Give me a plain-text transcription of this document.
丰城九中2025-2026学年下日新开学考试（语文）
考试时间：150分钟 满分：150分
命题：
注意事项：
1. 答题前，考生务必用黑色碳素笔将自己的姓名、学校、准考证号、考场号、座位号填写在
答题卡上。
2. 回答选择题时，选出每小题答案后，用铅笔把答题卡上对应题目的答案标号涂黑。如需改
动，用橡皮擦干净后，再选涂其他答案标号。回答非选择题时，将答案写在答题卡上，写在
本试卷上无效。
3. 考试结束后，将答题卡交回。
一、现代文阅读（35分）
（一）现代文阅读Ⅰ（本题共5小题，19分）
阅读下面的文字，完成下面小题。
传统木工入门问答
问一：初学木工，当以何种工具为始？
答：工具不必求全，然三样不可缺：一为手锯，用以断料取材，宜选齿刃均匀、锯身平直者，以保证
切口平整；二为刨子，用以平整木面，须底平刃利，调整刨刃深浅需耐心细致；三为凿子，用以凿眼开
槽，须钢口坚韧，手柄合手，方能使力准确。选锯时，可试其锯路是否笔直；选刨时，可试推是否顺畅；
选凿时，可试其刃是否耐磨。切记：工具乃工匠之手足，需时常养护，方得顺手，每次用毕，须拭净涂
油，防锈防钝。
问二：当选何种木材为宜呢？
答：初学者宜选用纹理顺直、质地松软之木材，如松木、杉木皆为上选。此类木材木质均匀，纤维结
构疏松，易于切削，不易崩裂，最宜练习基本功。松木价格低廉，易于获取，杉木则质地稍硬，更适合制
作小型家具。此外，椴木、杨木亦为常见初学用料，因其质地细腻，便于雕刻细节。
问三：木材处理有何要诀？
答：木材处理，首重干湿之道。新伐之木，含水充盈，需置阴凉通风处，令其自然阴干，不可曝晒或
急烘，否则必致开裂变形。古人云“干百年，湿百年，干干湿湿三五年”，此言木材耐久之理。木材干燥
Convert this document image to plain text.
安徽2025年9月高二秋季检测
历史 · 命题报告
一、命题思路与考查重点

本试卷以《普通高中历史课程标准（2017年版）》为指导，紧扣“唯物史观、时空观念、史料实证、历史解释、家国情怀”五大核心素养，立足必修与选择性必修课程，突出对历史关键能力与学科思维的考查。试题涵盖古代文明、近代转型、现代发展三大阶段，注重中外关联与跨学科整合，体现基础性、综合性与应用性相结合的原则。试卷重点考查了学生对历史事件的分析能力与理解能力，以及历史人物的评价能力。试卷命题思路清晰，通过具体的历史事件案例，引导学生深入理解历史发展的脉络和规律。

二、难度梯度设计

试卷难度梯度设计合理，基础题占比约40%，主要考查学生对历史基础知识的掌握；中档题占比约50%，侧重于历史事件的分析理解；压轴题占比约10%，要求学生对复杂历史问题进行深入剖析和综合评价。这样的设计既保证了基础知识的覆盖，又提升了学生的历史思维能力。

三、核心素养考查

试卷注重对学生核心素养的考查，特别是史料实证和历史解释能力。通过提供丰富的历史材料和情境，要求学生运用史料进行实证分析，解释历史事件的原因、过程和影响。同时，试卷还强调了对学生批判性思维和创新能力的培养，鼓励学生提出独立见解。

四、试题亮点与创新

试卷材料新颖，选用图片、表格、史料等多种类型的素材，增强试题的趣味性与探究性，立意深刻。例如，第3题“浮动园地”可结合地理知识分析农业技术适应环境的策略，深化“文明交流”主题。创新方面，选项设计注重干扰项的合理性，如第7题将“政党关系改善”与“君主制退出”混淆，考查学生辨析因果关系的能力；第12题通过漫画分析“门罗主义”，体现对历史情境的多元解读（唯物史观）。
═══
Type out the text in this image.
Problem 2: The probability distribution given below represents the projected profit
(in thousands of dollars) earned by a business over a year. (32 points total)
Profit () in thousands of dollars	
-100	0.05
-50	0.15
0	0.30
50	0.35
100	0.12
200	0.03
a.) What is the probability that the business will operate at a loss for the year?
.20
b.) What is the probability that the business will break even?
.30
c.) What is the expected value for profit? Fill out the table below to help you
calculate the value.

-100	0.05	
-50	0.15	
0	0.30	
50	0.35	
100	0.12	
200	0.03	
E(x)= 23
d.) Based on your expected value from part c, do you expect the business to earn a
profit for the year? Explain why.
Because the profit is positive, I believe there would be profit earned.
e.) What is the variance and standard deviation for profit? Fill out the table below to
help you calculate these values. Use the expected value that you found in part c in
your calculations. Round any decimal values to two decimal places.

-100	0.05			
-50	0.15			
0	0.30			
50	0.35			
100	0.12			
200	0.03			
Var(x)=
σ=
═══
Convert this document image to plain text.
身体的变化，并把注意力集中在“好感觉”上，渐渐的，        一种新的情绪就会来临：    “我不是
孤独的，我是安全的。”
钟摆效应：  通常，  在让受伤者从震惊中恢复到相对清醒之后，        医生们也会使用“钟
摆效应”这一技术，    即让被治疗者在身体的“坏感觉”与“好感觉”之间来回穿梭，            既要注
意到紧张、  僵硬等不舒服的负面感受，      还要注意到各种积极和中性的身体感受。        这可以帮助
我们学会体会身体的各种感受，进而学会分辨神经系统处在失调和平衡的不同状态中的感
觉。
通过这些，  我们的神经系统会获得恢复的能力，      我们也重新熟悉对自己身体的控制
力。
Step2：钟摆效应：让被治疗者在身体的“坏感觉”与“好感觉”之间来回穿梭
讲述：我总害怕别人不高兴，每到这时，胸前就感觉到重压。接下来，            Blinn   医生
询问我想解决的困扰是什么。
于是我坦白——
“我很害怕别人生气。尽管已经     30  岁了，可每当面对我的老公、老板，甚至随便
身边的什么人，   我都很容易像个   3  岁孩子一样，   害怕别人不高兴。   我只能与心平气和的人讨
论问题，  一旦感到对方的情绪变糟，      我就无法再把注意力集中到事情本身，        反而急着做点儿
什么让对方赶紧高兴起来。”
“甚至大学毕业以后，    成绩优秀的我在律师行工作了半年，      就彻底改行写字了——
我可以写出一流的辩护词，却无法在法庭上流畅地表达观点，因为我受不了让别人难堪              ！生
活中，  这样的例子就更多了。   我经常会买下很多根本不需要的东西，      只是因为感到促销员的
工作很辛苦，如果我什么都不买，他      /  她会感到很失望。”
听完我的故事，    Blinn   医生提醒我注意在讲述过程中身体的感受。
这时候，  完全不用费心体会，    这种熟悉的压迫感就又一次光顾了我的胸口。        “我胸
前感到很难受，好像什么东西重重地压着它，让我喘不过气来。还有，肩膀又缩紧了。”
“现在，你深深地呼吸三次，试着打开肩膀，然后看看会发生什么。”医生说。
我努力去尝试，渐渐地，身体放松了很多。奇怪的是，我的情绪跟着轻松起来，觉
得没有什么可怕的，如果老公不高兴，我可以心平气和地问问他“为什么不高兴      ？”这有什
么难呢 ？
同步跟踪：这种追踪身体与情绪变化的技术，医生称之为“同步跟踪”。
═══
What you should do: Read the lines above. Gather those in which the string "table" is found.

Task output:
c.) What is the expected value for profit? Fill out the table below to help you
e.) What is the variance and standard deviation for profit? Fill out the table below to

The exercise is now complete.